(TRY IT) Within the entries below, find each line containing the word "values" and copy it.

Segment Start: DATA SUPPLIED

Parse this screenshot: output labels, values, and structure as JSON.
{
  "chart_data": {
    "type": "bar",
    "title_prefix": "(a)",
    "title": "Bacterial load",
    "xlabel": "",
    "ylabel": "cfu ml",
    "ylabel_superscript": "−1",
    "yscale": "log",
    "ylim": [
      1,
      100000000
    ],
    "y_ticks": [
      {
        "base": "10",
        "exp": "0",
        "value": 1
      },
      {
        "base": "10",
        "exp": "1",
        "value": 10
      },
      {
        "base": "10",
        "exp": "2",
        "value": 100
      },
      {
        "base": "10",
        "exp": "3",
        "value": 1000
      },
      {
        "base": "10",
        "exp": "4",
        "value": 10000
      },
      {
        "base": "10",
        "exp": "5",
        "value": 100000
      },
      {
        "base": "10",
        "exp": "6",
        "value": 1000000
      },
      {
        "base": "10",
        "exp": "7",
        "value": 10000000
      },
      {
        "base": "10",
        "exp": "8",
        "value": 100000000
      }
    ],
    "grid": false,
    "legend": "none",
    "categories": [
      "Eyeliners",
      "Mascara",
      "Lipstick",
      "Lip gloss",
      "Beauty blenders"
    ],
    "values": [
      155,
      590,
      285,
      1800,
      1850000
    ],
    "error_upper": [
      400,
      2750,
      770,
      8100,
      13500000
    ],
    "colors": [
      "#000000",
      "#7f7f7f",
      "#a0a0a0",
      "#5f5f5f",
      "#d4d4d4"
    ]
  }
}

Segment End: DATA SUPPLIED

(OUTPUT)
Parse this screenshot: output labels, values, and structure as JSON.
    "values": [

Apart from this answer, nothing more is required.